PROVIDED RECORDS
+++++

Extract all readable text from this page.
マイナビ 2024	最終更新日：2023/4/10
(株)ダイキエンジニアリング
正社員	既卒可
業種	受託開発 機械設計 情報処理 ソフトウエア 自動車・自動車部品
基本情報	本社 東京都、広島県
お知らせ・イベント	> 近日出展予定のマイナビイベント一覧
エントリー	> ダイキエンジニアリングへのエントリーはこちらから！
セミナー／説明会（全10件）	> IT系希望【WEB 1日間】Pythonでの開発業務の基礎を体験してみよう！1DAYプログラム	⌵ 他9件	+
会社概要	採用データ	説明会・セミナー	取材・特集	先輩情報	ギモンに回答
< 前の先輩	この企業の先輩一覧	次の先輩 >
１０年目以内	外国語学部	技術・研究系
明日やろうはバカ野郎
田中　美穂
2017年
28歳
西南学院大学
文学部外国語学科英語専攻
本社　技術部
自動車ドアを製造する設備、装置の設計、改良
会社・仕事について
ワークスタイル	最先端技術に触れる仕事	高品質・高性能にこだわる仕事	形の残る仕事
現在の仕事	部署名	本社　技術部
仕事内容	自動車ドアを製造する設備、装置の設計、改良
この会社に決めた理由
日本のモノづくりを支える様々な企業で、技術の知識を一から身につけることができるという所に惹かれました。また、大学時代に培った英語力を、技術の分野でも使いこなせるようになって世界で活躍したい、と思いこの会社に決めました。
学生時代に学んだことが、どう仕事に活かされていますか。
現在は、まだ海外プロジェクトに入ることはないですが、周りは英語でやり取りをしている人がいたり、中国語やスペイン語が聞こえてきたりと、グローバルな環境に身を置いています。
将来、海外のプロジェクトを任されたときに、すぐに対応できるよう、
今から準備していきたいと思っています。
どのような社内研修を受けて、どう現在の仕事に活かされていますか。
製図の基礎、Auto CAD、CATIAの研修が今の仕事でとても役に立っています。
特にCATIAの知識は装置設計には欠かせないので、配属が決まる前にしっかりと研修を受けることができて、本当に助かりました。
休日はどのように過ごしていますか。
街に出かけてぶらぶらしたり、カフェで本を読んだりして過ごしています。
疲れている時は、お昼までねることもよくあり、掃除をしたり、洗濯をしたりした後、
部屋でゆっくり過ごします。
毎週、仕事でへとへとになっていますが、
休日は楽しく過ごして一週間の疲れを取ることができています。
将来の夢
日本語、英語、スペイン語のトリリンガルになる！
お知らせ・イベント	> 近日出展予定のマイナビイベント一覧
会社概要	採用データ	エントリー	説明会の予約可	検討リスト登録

+++++

WORK REQUIRED
Repeat the records above in full, character for character.

EXPECTED OUTPUT
Extract all readable text from this page.
マイナビ 2024	最終更新日：2023/4/10
(株)ダイキエンジニアリング
正社員	既卒可
業種	受託開発 機械設計 情報処理 ソフトウエア 自動車・自動車部品
基本情報	本社 東京都、広島県
お知らせ・イベント	> 近日出展予定のマイナビイベント一覧
エントリー	> ダイキエンジニアリングへのエントリーはこちらから！
セミナー／説明会（全10件）	> IT系希望【WEB 1日間】Pythonでの開発業務の基礎を体験してみよう！1DAYプログラム	⌵ 他9件	+
会社概要	採用データ	説明会・セミナー	取材・特集	先輩情報	ギモンに回答
< 前の先輩	この企業の先輩一覧	次の先輩 >
１０年目以内	外国語学部	技術・研究系
明日やろうはバカ野郎
田中　美穂
2017年
28歳
西南学院大学
文学部外国語学科英語専攻
本社　技術部
自動車ドアを製造する設備、装置の設計、改良
会社・仕事について
ワークスタイル	最先端技術に触れる仕事	高品質・高性能にこだわる仕事	形の残る仕事
現在の仕事	部署名	本社　技術部
仕事内容	自動車ドアを製造する設備、装置の設計、改良
この会社に決めた理由
日本のモノづくりを支える様々な企業で、技術の知識を一から身につけることができるという所に惹かれました。また、大学時代に培った英語力を、技術の分野でも使いこなせるようになって世界で活躍したい、と思いこの会社に決めました。
学生時代に学んだことが、どう仕事に活かされていますか。
現在は、まだ海外プロジェクトに入ることはないですが、周りは英語でやり取りをしている人がいたり、中国語やスペイン語が聞こえてきたりと、グローバルな環境に身を置いています。
将来、海外のプロジェクトを任されたときに、すぐに対応できるよう、
今から準備していきたいと思っています。
どのような社内研修を受けて、どう現在の仕事に活かされていますか。
製図の基礎、Auto CAD、CATIAの研修が今の仕事でとても役に立っています。
特にCATIAの知識は装置設計には欠かせないので、配属が決まる前にしっかりと研修を受けることができて、本当に助かりました。
休日はどのように過ごしていますか。
街に出かけてぶらぶらしたり、カフェで本を読んだりして過ごしています。
疲れている時は、お昼までねることもよくあり、掃除をしたり、洗濯をしたりした後、
部屋でゆっくり過ごします。
毎週、仕事でへとへとになっていますが、
休日は楽しく過ごして一週間の疲れを取ることができています。
将来の夢
日本語、英語、スペイン語のトリリンガルになる！
お知らせ・イベント	> 近日出展予定のマイナビイベント一覧
会社概要	採用データ	エントリー	説明会の予約可	検討リスト登録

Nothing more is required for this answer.